• What you should do: Could you carry on the account of the chemical leak in Galena Park, picking up right after its last sentence?

• Provided passage:
──────────────────────────────
Flores greeted me with a handshake, a nod and a smile, as if to say, Well, you wanted to see what it’s like to live around here.

The odor had rolled in around 4 p.m., he told me. But more than seven hours later, residents hadn’t heard anything from local or state authorities, even though people were posting messages online asking, “What’s that strange smell?”

Juan and I got in his black Ford Fusion and started searching for the source. Galena Park is a small place — less than five square miles — encircled by train tracks, highways and pipelines. About 11,000 people live there. But with everyone hiding inside their homes, it looked like a ghost town. After 45 minutes, the only people we saw were some teenagers playing pickup basketball who seemed oblivious to the odor.

Juan turned onto Clinton Drive, a busy road that separates the city’s southern edge from the Houston Ship Channel. In the distance, he spotted a flame flickering above Houston Refining, one of the largest refineries in the country. The facility was flaring — burning off excess chemicals and natural gas. A hazy yellow plume from another plant swirled above the street ahead of us. The odor got stronger as we approached it. I pulled out my phone and began filming.

(Click play below for video clip of Juan and David while driving during the chemical leak.)

That was a pivotal moment in what would become a year-long investigative project for Public Health Watch. The noxious odor that filled my lungs, the sense of lawlessness that accompanied the chemical leak — all of it planted the seeds for a larger story about the state of Texas’ failure to protect its people from pollution.

A lot has happened in the 11 months since.

A few days after I left Galena Park, Houston Refining — and the multibillion-dollar Dutch corporation that owns it, LyondellBasell — owned up to the garlic-like leak. Less than two weeks later, an accident at another of the corporation’s plants in Harris County killed two workers and injured dozens more.

By early August, I’d met Hannah Molina and other residents who’d been plagued by chemical releases. I’d also spent time with Harris County Attorney Christian Menefee and other local officials — a new generation of leaders of color pushing back against the billion-dollar petrochemical industry and the state politicians who protect it.
──────────────────────────────
(Stored data entries)
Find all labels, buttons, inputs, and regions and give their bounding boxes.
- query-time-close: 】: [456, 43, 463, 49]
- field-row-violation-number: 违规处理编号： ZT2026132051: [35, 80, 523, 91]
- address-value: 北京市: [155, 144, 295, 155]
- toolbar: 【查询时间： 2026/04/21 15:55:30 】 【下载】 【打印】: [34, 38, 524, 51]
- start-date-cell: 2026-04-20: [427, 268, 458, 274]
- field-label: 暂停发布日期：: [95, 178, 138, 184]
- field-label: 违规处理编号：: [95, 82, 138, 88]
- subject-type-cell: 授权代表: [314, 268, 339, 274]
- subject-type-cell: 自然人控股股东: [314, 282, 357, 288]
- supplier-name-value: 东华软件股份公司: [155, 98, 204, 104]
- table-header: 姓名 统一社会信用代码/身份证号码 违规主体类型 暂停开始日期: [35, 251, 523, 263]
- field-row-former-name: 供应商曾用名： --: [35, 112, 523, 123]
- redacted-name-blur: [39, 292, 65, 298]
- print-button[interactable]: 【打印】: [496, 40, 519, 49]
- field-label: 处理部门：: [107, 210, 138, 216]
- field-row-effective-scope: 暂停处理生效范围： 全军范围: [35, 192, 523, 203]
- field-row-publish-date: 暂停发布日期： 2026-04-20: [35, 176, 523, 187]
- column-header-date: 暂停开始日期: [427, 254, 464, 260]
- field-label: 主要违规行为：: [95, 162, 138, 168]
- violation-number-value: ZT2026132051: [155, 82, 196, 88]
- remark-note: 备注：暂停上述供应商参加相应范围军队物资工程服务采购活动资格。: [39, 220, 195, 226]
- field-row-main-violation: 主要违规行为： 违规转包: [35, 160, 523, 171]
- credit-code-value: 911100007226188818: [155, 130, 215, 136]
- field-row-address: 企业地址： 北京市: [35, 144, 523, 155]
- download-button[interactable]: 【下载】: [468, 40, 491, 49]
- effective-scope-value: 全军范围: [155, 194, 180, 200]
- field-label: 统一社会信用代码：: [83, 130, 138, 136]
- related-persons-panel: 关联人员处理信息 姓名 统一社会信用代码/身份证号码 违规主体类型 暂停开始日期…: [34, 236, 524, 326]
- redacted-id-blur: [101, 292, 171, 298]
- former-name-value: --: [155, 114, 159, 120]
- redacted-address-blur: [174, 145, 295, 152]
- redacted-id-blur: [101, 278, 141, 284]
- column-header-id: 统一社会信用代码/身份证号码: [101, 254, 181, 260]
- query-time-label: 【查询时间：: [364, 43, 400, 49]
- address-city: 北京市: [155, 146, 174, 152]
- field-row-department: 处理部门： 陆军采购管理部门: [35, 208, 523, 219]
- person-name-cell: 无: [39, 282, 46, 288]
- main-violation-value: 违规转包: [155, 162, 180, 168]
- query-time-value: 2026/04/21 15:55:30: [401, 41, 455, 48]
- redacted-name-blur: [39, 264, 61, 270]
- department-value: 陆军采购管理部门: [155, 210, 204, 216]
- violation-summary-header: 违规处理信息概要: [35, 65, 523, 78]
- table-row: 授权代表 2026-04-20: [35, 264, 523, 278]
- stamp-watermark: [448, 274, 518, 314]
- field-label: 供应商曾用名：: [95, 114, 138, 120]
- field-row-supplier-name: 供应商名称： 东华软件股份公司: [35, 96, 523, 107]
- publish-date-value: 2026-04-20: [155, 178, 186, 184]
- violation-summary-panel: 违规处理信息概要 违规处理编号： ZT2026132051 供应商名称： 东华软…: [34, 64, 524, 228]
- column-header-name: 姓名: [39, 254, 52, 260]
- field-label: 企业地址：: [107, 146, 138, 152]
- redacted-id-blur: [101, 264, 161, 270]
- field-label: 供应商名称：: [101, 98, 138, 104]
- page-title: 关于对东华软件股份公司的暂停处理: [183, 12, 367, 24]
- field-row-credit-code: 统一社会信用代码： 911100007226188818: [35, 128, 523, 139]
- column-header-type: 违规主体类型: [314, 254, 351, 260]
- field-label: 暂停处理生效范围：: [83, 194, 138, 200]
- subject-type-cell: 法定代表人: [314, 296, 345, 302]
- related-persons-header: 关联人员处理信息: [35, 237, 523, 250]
──────────────────────────────
• Result for this exercise:
My co-writer, Savanna Strott, sifted through hundreds of pages of government documents acquired through Freedom of Information Act and state open-records requests. She unearthed statistics and studies that corroborated residents’ experiences. She also analyzed thousands of illegal chemical releases in Harris County and pored over data that gave us the facts we needed to write statements like the following:

LyondellBasell facilities reported 1,378 illegal releases of toxic chemicals between 2002 and 2021, but the $34.9 billion company paid only about $5.2 million in TCEQ fines. That’s just a third of the $15.5 million in salary and stocks it paid its then-CEO, Bhavesh “Bob” Patel, in 2020 alone.

Juan Flores next to a pipeline corridor in Galena Park, Texas. A phone call from the longtime clean-air advocate on the night of July 14, 2021, kickstarted Public Health Watch’s investigation into LyondellBasell’s garlic-like odor leak. (ulie Dermansky)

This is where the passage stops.